Exact repetition is required: output every record in full.

Collected data entries:
** Begin **
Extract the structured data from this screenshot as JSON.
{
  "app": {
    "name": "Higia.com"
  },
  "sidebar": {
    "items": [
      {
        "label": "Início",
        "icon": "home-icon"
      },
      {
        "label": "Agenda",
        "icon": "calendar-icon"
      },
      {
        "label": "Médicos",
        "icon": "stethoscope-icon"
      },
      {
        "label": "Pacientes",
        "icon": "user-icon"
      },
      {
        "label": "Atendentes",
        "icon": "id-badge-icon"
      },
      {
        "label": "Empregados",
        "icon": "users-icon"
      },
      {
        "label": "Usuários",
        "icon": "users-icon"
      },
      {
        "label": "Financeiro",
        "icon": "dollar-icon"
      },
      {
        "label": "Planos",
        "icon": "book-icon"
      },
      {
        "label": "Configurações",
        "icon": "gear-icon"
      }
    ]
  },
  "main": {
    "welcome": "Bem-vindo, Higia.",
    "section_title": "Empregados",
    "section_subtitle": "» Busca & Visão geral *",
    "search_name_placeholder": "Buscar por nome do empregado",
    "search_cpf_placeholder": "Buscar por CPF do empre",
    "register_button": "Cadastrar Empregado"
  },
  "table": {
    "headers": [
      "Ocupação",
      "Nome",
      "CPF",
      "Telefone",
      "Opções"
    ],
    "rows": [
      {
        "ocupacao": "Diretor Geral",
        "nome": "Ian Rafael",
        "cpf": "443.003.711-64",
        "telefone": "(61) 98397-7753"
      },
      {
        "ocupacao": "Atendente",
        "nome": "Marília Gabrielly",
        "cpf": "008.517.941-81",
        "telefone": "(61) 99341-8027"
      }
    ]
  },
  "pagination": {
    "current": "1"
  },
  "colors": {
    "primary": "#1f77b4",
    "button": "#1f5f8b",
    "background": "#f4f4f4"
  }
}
** End **
Response:
Extract the structured data from this screenshot as JSON.
{
  "app": {
    "name": "Higia.com"
  },
  "sidebar": {
    "items": [
      {
        "label": "Início",
        "icon": "home-icon"
      },
      {
        "label": "Agenda",
        "icon": "calendar-icon"
      },
      {
        "label": "Médicos",
        "icon": "stethoscope-icon"
      },
      {
        "label": "Pacientes",
        "icon": "user-icon"
      },
      {
        "label": "Atendentes",
        "icon": "id-badge-icon"
      },
      {
        "label": "Empregados",
        "icon": "users-icon"
      },
      {
        "label": "Usuários",
        "icon": "users-icon"
      },
      {
        "label": "Financeiro",
        "icon": "dollar-icon"
      },
      {
        "label": "Planos",
        "icon": "book-icon"
      },
      {
        "label": "Configurações",
        "icon": "gear-icon"
      }
    ]
  },
  "main": {
    "welcome": "Bem-vindo, Higia.",
    "section_title": "Empregados",
    "section_subtitle": "» Busca & Visão geral *",
    "search_name_placeholder": "Buscar por nome do empregado",
    "search_cpf_placeholder": "Buscar por CPF do empre",
    "register_button": "Cadastrar Empregado"
  },
  "table": {
    "headers": [
      "Ocupação",
      "Nome",
      "CPF",
      "Telefone",
      "Opções"
    ],
    "rows": [
      {
        "ocupacao": "Diretor Geral",
        "nome": "Ian Rafael",
        "cpf": "443.003.711-64",
        "telefone": "(61) 98397-7753"
      },
      {
        "ocupacao": "Atendente",
        "nome": "Marília Gabrielly",
        "cpf": "008.517.941-81",
        "telefone": "(61) 99341-8027"
      }
    ]
  },
  "pagination": {
    "current": "1"
  },
  "colors": {
    "primary": "#1f77b4",
    "button": "#1f5f8b",
    "background": "#f4f4f4"
  }
}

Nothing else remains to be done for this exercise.